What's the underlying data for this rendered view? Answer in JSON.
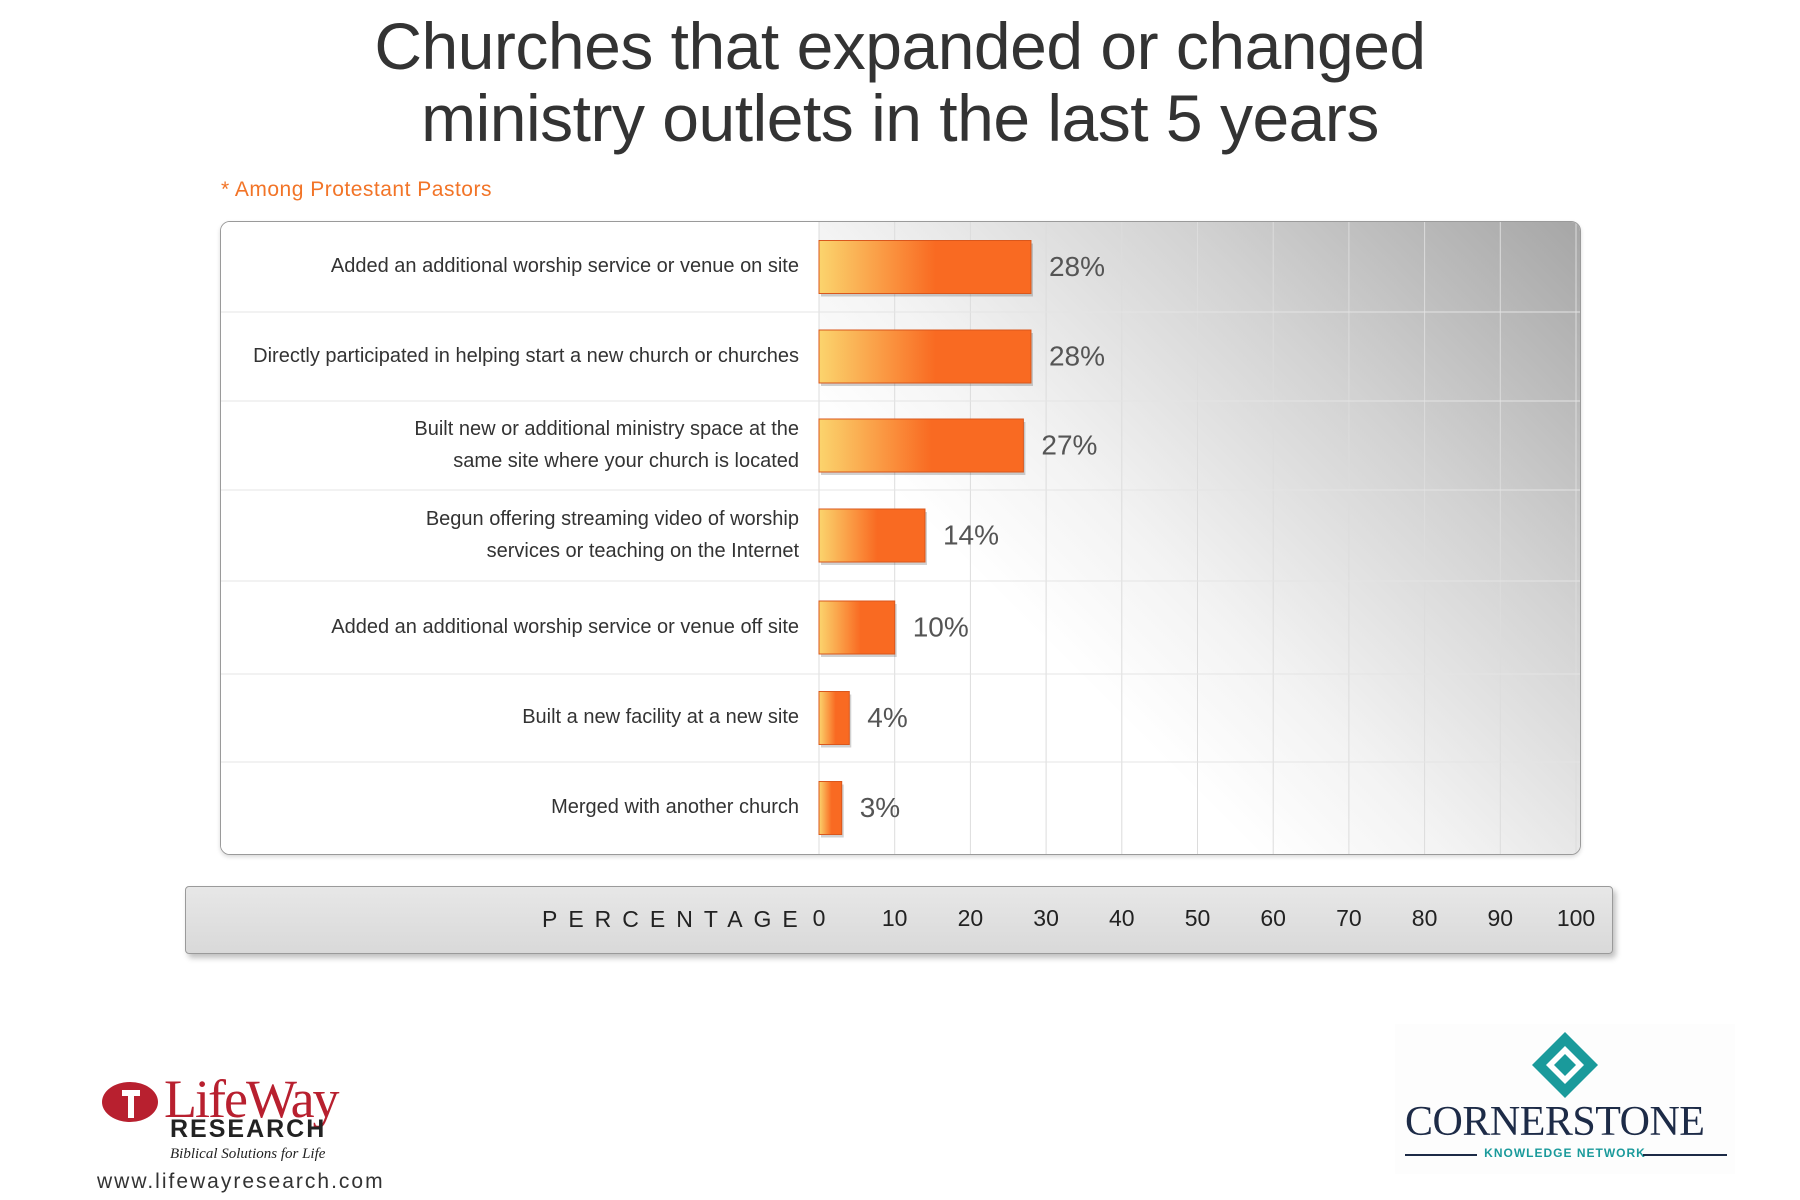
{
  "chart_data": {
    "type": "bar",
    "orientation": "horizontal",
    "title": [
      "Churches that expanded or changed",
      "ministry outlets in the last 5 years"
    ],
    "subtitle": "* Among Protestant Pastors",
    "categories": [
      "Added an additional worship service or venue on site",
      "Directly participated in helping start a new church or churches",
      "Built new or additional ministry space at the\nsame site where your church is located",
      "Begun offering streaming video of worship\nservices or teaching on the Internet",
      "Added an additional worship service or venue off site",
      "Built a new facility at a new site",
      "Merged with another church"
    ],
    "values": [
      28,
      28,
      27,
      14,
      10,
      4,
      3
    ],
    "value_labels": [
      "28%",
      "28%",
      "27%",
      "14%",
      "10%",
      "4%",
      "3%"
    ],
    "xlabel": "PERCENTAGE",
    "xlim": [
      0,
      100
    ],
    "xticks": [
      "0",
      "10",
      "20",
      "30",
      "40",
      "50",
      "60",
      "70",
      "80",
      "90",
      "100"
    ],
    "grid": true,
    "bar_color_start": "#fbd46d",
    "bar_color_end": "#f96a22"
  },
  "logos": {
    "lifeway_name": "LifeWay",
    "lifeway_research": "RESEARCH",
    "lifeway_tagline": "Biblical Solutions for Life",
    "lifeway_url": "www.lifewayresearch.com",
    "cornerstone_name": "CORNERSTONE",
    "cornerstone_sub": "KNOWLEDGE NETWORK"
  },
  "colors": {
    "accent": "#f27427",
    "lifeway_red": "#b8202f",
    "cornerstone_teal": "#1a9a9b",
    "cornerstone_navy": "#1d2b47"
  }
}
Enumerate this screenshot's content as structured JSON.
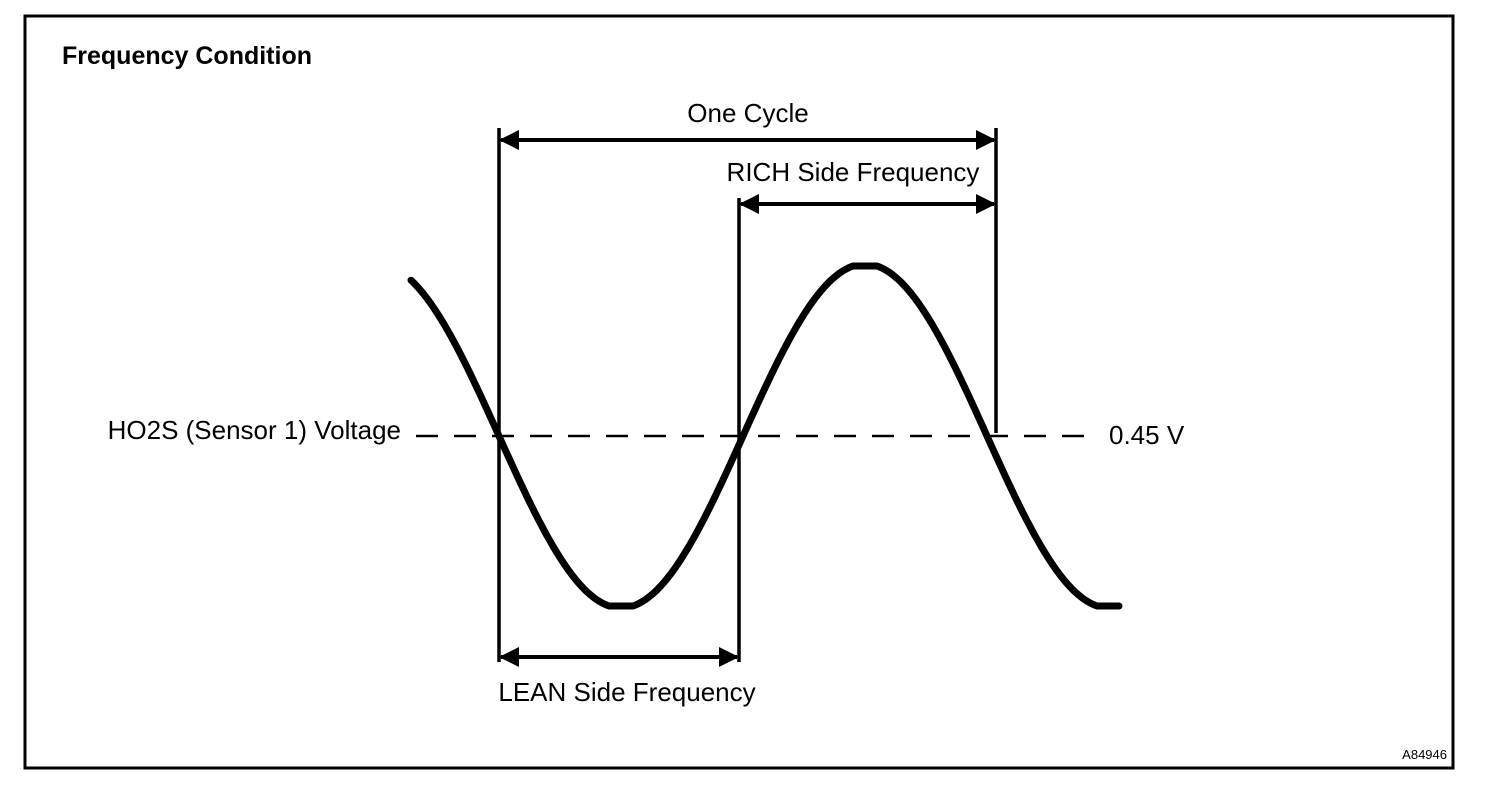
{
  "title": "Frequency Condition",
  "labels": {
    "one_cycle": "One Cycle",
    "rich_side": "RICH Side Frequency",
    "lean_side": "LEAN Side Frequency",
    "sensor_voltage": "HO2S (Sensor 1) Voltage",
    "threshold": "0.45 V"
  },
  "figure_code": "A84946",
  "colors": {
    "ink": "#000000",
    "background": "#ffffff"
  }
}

════════════════

**GOAL OF THE EXERCISE:**
Images must not appear in the copy; reproduce everything else in the records verbatim.

**WRITTEN ANSWER:**
What's the underlying data for this rendered view? Answer in JSON.
{
  "chart_data": {
    "type": "bar",
    "orientation": "horizontal",
    "title": [
      "Churches that expanded or changed",
      "ministry outlets in the last 5 years"
    ],
    "subtitle": "* Among Protestant Pastors",
    "categories": [
      "Added an additional worship service or venue on site",
      "Directly participated in helping start a new church or churches",
      "Built new or additional ministry space at the\nsame site where your church is located",
      "Begun offering streaming video of worship\nservices or teaching on the Internet",
      "Added an additional worship service or venue off site",
      "Built a new facility at a new site",
      "Merged with another church"
    ],
    "values": [
      28,
      28,
      27,
      14,
      10,
      4,
      3
    ],
    "value_labels": [
      "28%",
      "28%",
      "27%",
      "14%",
      "10%",
      "4%",
      "3%"
    ],
    "xlabel": "PERCENTAGE",
    "xlim": [
      0,
      100
    ],
    "xticks": [
      "0",
      "10",
      "20",
      "30",
      "40",
      "50",
      "60",
      "70",
      "80",
      "90",
      "100"
    ],
    "grid": true,
    "bar_color_start": "#fbd46d",
    "bar_color_end": "#f96a22"
  },
  "logos": {
    "lifeway_name": "LifeWay",
    "lifeway_research": "RESEARCH",
    "lifeway_tagline": "Biblical Solutions for Life",
    "lifeway_url": "www.lifewayresearch.com",
    "cornerstone_name": "CORNERSTONE",
    "cornerstone_sub": "KNOWLEDGE NETWORK"
  },
  "colors": {
    "accent": "#f27427",
    "lifeway_red": "#b8202f",
    "cornerstone_teal": "#1a9a9b",
    "cornerstone_navy": "#1d2b47"
  }
}
Enumerate this screenshot's content as structured JSON.
{
  "title": "Frequency Condition",
  "labels": {
    "one_cycle": "One Cycle",
    "rich_side": "RICH Side Frequency",
    "lean_side": "LEAN Side Frequency",
    "sensor_voltage": "HO2S (Sensor 1) Voltage",
    "threshold": "0.45 V"
  },
  "figure_code": "A84946",
  "colors": {
    "ink": "#000000",
    "background": "#ffffff"
  }
}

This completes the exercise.